→ DESCRIPTION OF THE TASK:
Restate the full set of records exactly, word for word.

++++++++++++++++++++

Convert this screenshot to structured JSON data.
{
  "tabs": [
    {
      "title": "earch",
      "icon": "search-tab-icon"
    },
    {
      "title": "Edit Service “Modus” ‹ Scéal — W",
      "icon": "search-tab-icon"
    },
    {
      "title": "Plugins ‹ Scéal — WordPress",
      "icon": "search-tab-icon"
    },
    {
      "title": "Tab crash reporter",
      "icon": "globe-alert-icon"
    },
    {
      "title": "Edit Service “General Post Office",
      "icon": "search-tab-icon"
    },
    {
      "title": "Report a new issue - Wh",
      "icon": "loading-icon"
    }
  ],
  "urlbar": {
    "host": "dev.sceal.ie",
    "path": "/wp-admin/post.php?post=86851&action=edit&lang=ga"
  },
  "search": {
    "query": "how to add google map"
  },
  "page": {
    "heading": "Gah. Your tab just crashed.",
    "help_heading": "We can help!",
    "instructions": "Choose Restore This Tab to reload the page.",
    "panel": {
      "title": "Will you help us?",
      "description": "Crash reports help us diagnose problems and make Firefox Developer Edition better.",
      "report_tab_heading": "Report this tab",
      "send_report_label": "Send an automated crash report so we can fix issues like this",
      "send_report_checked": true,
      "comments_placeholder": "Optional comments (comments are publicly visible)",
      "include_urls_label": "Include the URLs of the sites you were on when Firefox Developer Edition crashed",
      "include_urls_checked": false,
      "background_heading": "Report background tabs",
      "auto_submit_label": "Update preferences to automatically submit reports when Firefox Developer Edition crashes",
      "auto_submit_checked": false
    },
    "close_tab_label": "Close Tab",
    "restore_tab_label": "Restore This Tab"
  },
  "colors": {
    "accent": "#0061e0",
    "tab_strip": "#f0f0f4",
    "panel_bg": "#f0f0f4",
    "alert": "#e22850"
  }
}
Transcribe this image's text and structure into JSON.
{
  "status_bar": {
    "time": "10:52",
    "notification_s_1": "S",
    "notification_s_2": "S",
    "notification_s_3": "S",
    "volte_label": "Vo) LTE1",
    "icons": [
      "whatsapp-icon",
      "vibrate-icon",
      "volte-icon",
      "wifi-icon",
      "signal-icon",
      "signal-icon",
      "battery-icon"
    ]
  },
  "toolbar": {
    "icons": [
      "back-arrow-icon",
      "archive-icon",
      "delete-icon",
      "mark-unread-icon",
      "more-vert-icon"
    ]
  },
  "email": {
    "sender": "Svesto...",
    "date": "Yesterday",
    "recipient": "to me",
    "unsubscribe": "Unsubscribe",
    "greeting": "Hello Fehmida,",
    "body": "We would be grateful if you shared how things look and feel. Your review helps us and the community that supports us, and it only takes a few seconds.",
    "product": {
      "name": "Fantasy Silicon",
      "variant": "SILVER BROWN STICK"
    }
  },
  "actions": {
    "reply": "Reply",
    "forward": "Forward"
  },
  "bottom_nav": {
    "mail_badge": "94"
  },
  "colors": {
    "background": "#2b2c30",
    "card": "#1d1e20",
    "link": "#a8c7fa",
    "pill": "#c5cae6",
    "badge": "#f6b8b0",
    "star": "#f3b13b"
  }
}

++++++++++++++++++++

→ OUTPUT BELOW:
Convert this screenshot to structured JSON data.
{
  "tabs": [
    {
      "title": "earch",
      "icon": "search-tab-icon"
    },
    {
      "title": "Edit Service “Modus” ‹ Scéal — W",
      "icon": "search-tab-icon"
    },
    {
      "title": "Plugins ‹ Scéal — WordPress",
      "icon": "search-tab-icon"
    },
    {
      "title": "Tab crash reporter",
      "icon": "globe-alert-icon"
    },
    {
      "title": "Edit Service “General Post Office",
      "icon": "search-tab-icon"
    },
    {
      "title": "Report a new issue - Wh",
      "icon": "loading-icon"
    }
  ],
  "urlbar": {
    "host": "dev.sceal.ie",
    "path": "/wp-admin/post.php?post=86851&action=edit&lang=ga"
  },
  "search": {
    "query": "how to add google map"
  },
  "page": {
    "heading": "Gah. Your tab just crashed.",
    "help_heading": "We can help!",
    "instructions": "Choose Restore This Tab to reload the page.",
    "panel": {
      "title": "Will you help us?",
      "description": "Crash reports help us diagnose problems and make Firefox Developer Edition better.",
      "report_tab_heading": "Report this tab",
      "send_report_label": "Send an automated crash report so we can fix issues like this",
      "send_report_checked": true,
      "comments_placeholder": "Optional comments (comments are publicly visible)",
      "include_urls_label": "Include the URLs of the sites you were on when Firefox Developer Edition crashed",
      "include_urls_checked": false,
      "background_heading": "Report background tabs",
      "auto_submit_label": "Update preferences to automatically submit reports when Firefox Developer Edition crashes",
      "auto_submit_checked": false
    },
    "close_tab_label": "Close Tab",
    "restore_tab_label": "Restore This Tab"
  },
  "colors": {
    "accent": "#0061e0",
    "tab_strip": "#f0f0f4",
    "panel_bg": "#f0f0f4",
    "alert": "#e22850"
  }
}
Transcribe this image's text and structure into JSON.
{
  "status_bar": {
    "time": "10:52",
    "notification_s_1": "S",
    "notification_s_2": "S",
    "notification_s_3": "S",
    "volte_label": "Vo) LTE1",
    "icons": [
      "whatsapp-icon",
      "vibrate-icon",
      "volte-icon",
      "wifi-icon",
      "signal-icon",
      "signal-icon",
      "battery-icon"
    ]
  },
  "toolbar": {
    "icons": [
      "back-arrow-icon",
      "archive-icon",
      "delete-icon",
      "mark-unread-icon",
      "more-vert-icon"
    ]
  },
  "email": {
    "sender": "Svesto...",
    "date": "Yesterday",
    "recipient": "to me",
    "unsubscribe": "Unsubscribe",
    "greeting": "Hello Fehmida,",
    "body": "We would be grateful if you shared how things look and feel. Your review helps us and the community that supports us, and it only takes a few seconds.",
    "product": {
      "name": "Fantasy Silicon",
      "variant": "SILVER BROWN STICK"
    }
  },
  "actions": {
    "reply": "Reply",
    "forward": "Forward"
  },
  "bottom_nav": {
    "mail_badge": "94"
  },
  "colors": {
    "background": "#2b2c30",
    "card": "#1d1e20",
    "link": "#a8c7fa",
    "pill": "#c5cae6",
    "badge": "#f6b8b0",
    "star": "#f3b13b"
  }
}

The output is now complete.